START
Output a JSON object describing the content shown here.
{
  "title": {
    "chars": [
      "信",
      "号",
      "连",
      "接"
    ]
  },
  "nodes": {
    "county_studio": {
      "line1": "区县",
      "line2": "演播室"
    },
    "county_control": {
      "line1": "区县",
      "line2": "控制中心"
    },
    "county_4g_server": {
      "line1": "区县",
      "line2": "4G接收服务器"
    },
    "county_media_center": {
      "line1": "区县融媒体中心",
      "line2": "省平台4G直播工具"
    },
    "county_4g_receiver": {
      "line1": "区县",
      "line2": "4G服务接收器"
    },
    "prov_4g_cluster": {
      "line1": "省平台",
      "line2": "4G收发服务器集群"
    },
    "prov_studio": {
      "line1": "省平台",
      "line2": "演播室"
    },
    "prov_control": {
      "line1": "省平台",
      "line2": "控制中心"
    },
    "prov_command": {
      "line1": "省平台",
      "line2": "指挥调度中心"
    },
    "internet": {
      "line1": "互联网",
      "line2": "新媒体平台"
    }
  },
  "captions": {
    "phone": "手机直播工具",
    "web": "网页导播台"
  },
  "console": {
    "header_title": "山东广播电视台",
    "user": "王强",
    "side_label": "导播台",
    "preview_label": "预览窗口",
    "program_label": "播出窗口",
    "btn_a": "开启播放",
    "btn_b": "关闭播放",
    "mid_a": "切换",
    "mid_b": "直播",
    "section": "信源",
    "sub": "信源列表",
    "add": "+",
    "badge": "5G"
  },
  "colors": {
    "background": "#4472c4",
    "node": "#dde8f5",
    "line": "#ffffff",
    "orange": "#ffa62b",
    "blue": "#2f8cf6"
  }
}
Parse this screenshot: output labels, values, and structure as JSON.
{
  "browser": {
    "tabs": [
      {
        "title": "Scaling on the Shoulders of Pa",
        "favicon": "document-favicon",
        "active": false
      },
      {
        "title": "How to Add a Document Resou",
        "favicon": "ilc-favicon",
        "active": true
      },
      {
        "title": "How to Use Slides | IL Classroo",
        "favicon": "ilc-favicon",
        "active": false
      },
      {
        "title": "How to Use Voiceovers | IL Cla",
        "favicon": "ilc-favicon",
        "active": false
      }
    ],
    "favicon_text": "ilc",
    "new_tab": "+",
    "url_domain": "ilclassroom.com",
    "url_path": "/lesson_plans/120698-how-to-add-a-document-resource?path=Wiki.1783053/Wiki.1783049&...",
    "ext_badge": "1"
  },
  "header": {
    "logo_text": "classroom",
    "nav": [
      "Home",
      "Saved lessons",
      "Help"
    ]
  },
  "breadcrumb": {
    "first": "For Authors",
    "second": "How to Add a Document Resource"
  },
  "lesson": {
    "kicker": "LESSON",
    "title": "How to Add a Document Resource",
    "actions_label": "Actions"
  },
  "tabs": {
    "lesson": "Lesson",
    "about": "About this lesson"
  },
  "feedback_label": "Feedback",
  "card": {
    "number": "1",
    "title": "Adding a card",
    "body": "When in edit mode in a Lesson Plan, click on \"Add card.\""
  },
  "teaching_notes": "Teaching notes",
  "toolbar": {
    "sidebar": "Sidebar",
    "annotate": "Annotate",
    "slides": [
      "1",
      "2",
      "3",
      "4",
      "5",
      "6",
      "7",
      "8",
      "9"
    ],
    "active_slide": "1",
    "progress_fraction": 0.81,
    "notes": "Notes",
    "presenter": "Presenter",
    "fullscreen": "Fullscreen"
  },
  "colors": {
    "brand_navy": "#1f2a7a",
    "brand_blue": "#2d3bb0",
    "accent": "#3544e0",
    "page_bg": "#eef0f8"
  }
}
END
Output the entries verbatim.

**The response:**
Output a JSON object describing the content shown here.
{
  "title": {
    "chars": [
      "信",
      "号",
      "连",
      "接"
    ]
  },
  "nodes": {
    "county_studio": {
      "line1": "区县",
      "line2": "演播室"
    },
    "county_control": {
      "line1": "区县",
      "line2": "控制中心"
    },
    "county_4g_server": {
      "line1": "区县",
      "line2": "4G接收服务器"
    },
    "county_media_center": {
      "line1": "区县融媒体中心",
      "line2": "省平台4G直播工具"
    },
    "county_4g_receiver": {
      "line1": "区县",
      "line2": "4G服务接收器"
    },
    "prov_4g_cluster": {
      "line1": "省平台",
      "line2": "4G收发服务器集群"
    },
    "prov_studio": {
      "line1": "省平台",
      "line2": "演播室"
    },
    "prov_control": {
      "line1": "省平台",
      "line2": "控制中心"
    },
    "prov_command": {
      "line1": "省平台",
      "line2": "指挥调度中心"
    },
    "internet": {
      "line1": "互联网",
      "line2": "新媒体平台"
    }
  },
  "captions": {
    "phone": "手机直播工具",
    "web": "网页导播台"
  },
  "console": {
    "header_title": "山东广播电视台",
    "user": "王强",
    "side_label": "导播台",
    "preview_label": "预览窗口",
    "program_label": "播出窗口",
    "btn_a": "开启播放",
    "btn_b": "关闭播放",
    "mid_a": "切换",
    "mid_b": "直播",
    "section": "信源",
    "sub": "信源列表",
    "add": "+",
    "badge": "5G"
  },
  "colors": {
    "background": "#4472c4",
    "node": "#dde8f5",
    "line": "#ffffff",
    "orange": "#ffa62b",
    "blue": "#2f8cf6"
  }
}
Parse this screenshot: output labels, values, and structure as JSON.
{
  "browser": {
    "tabs": [
      {
        "title": "Scaling on the Shoulders of Pa",
        "favicon": "document-favicon",
        "active": false
      },
      {
        "title": "How to Add a Document Resou",
        "favicon": "ilc-favicon",
        "active": true
      },
      {
        "title": "How to Use Slides | IL Classroo",
        "favicon": "ilc-favicon",
        "active": false
      },
      {
        "title": "How to Use Voiceovers | IL Cla",
        "favicon": "ilc-favicon",
        "active": false
      }
    ],
    "favicon_text": "ilc",
    "new_tab": "+",
    "url_domain": "ilclassroom.com",
    "url_path": "/lesson_plans/120698-how-to-add-a-document-resource?path=Wiki.1783053/Wiki.1783049&...",
    "ext_badge": "1"
  },
  "header": {
    "logo_text": "classroom",
    "nav": [
      "Home",
      "Saved lessons",
      "Help"
    ]
  },
  "breadcrumb": {
    "first": "For Authors",
    "second": "How to Add a Document Resource"
  },
  "lesson": {
    "kicker": "LESSON",
    "title": "How to Add a Document Resource",
    "actions_label": "Actions"
  },
  "tabs": {
    "lesson": "Lesson",
    "about": "About this lesson"
  },
  "feedback_label": "Feedback",
  "card": {
    "number": "1",
    "title": "Adding a card",
    "body": "When in edit mode in a Lesson Plan, click on \"Add card.\""
  },
  "teaching_notes": "Teaching notes",
  "toolbar": {
    "sidebar": "Sidebar",
    "annotate": "Annotate",
    "slides": [
      "1",
      "2",
      "3",
      "4",
      "5",
      "6",
      "7",
      "8",
      "9"
    ],
    "active_slide": "1",
    "progress_fraction": 0.81,
    "notes": "Notes",
    "presenter": "Presenter",
    "fullscreen": "Fullscreen"
  },
  "colors": {
    "brand_navy": "#1f2a7a",
    "brand_blue": "#2d3bb0",
    "accent": "#3544e0",
    "page_bg": "#eef0f8"
  }
}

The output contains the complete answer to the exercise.